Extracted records
>>>>

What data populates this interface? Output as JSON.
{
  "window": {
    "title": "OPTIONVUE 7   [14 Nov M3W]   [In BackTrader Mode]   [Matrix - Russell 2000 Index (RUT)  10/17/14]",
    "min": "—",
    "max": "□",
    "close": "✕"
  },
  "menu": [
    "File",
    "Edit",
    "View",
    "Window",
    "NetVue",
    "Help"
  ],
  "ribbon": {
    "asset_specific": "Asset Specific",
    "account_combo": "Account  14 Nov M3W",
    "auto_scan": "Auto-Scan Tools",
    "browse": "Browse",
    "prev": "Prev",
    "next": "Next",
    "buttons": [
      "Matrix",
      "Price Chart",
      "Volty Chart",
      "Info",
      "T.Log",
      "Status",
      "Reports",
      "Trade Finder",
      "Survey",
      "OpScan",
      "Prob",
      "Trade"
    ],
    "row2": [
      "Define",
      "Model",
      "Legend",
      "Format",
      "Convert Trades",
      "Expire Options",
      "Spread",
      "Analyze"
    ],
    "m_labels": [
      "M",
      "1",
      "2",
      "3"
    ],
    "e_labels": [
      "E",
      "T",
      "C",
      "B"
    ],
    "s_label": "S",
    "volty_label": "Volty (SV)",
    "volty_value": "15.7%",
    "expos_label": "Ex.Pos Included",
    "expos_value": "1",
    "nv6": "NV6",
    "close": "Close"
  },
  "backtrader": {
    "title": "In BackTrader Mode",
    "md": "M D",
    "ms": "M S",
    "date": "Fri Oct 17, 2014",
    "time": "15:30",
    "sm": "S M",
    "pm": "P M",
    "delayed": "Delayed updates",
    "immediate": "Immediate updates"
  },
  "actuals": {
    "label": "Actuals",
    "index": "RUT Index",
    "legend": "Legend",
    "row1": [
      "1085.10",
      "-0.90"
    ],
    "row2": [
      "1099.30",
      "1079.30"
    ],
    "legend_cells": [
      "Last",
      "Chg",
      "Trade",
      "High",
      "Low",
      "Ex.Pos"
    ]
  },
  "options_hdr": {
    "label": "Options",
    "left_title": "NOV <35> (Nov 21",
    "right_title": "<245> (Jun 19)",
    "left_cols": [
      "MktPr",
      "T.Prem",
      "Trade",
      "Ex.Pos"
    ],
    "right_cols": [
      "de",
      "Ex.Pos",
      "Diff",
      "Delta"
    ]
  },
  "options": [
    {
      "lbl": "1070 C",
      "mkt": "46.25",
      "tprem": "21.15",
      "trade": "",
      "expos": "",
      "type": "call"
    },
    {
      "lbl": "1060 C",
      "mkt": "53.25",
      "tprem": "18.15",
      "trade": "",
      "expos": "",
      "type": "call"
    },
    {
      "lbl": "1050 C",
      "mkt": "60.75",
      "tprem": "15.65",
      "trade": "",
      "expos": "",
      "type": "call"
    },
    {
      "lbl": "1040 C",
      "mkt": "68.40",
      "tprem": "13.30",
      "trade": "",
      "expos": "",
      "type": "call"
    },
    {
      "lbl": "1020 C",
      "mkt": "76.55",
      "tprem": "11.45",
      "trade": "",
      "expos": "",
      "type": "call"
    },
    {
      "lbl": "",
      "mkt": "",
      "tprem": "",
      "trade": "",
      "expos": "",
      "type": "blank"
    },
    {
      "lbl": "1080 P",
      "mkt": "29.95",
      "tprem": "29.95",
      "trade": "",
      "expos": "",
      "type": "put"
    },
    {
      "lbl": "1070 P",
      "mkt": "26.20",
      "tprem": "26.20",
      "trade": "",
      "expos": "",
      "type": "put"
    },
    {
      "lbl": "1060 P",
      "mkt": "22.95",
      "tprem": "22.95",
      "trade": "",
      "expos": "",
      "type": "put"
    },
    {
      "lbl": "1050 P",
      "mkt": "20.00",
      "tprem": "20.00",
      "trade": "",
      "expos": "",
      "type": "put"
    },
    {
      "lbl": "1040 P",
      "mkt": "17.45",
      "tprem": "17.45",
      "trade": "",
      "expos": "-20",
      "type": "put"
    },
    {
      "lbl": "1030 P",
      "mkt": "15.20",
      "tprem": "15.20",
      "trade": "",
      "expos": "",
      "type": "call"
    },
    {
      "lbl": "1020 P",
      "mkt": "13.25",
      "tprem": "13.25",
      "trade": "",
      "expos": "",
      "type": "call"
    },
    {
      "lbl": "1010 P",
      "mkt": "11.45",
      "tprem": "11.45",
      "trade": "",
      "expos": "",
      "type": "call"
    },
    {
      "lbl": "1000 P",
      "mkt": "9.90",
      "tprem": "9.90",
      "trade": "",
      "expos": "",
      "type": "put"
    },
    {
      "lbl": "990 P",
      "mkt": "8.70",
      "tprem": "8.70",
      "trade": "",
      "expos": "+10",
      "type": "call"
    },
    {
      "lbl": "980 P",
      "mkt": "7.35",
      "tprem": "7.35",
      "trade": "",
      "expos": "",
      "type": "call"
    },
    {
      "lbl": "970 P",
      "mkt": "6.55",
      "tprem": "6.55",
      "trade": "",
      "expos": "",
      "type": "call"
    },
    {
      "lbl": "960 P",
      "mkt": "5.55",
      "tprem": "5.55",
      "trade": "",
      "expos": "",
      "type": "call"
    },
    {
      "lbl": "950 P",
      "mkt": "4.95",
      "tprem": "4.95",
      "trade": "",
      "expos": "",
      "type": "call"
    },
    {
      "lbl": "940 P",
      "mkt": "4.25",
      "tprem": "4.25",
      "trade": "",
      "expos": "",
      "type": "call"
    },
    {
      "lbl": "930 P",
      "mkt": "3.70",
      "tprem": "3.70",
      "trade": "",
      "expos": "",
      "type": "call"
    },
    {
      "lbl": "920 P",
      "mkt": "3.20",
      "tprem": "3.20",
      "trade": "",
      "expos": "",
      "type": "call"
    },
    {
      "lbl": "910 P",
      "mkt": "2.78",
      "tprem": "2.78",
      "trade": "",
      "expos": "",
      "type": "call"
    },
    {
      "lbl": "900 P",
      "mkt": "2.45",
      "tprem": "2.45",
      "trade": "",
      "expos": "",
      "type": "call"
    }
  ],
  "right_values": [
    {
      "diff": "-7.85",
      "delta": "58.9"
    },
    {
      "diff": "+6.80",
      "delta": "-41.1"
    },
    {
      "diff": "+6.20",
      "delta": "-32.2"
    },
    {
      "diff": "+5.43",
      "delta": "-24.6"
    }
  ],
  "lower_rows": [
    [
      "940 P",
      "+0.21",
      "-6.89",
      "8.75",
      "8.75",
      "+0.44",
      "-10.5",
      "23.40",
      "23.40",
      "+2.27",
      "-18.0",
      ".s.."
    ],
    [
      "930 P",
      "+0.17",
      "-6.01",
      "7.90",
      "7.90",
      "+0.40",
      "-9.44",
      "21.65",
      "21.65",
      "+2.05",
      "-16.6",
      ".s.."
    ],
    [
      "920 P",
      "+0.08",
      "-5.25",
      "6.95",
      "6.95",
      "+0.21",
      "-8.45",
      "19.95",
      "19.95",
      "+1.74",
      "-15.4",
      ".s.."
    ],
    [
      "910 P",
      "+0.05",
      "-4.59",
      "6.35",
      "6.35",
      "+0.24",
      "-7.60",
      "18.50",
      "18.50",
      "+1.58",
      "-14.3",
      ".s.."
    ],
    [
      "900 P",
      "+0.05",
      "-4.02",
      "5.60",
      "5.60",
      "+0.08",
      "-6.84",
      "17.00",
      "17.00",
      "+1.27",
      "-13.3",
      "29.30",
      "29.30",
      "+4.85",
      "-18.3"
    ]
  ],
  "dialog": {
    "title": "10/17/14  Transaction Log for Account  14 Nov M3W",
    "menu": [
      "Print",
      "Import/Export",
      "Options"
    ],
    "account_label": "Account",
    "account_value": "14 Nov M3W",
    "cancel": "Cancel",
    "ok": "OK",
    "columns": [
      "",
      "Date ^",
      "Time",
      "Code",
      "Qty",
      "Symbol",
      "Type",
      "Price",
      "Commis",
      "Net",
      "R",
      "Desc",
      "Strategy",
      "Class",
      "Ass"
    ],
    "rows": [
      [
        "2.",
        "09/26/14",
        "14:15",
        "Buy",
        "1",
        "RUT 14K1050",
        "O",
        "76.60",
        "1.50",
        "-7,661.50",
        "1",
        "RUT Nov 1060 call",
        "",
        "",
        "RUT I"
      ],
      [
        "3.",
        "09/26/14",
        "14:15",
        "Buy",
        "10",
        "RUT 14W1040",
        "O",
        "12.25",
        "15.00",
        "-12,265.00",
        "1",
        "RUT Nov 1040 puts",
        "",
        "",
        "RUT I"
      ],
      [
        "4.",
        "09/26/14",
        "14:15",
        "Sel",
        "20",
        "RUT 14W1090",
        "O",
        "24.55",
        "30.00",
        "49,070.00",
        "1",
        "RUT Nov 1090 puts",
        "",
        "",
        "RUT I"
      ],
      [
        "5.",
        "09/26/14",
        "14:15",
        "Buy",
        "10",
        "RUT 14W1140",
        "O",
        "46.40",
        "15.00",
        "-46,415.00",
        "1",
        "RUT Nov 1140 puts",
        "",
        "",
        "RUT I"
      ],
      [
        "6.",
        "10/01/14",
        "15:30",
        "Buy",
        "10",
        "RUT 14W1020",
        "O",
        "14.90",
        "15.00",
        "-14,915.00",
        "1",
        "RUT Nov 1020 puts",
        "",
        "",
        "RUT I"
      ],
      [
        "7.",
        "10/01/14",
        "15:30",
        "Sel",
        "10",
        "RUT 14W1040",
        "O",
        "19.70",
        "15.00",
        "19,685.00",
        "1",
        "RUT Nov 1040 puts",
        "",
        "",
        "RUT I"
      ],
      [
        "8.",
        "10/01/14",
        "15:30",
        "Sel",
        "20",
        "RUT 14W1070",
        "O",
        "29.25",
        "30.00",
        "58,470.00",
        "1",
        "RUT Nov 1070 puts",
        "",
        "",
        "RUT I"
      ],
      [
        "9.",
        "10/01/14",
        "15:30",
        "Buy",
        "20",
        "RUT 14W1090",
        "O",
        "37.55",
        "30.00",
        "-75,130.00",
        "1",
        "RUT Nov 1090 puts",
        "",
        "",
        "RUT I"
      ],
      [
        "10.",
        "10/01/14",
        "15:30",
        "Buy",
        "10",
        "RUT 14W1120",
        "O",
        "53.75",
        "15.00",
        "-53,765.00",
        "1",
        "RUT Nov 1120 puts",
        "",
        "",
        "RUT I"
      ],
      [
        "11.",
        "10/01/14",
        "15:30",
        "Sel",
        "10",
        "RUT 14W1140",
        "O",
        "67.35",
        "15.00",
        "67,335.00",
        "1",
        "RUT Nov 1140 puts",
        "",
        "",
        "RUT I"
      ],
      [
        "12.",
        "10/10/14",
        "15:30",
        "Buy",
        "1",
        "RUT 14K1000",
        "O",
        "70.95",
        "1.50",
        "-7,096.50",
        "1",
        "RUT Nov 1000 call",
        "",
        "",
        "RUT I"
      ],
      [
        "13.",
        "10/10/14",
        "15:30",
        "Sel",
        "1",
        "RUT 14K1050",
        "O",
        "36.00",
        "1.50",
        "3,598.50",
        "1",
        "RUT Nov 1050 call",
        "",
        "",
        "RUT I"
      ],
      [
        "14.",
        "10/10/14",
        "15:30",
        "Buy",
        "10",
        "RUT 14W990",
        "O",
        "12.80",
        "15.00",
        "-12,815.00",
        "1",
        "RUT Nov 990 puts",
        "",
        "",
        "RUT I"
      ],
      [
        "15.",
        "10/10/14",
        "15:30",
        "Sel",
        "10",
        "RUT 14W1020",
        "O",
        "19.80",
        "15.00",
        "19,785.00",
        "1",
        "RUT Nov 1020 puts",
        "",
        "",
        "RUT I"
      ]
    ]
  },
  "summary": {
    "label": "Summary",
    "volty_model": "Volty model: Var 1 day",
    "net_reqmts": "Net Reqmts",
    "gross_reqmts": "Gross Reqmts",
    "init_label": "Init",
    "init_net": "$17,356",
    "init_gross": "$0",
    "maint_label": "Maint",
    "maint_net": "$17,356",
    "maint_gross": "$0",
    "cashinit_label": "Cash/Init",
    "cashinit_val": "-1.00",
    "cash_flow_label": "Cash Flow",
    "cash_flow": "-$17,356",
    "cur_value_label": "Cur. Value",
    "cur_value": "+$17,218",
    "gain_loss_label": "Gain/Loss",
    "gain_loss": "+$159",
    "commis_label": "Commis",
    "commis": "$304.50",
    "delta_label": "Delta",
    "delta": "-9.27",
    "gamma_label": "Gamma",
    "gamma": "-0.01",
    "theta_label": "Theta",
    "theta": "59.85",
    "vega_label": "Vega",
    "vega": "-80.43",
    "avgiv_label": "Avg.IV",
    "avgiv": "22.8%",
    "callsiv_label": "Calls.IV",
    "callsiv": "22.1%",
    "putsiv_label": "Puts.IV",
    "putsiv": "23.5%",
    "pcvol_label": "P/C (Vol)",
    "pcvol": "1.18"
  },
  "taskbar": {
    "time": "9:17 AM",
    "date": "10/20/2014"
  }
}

<<<<

» **REQUIREMENTS**
The answer must consist solely of the number of lines in the entries that contain the word "Index".

» **ANSWER TO THIS TASK**
2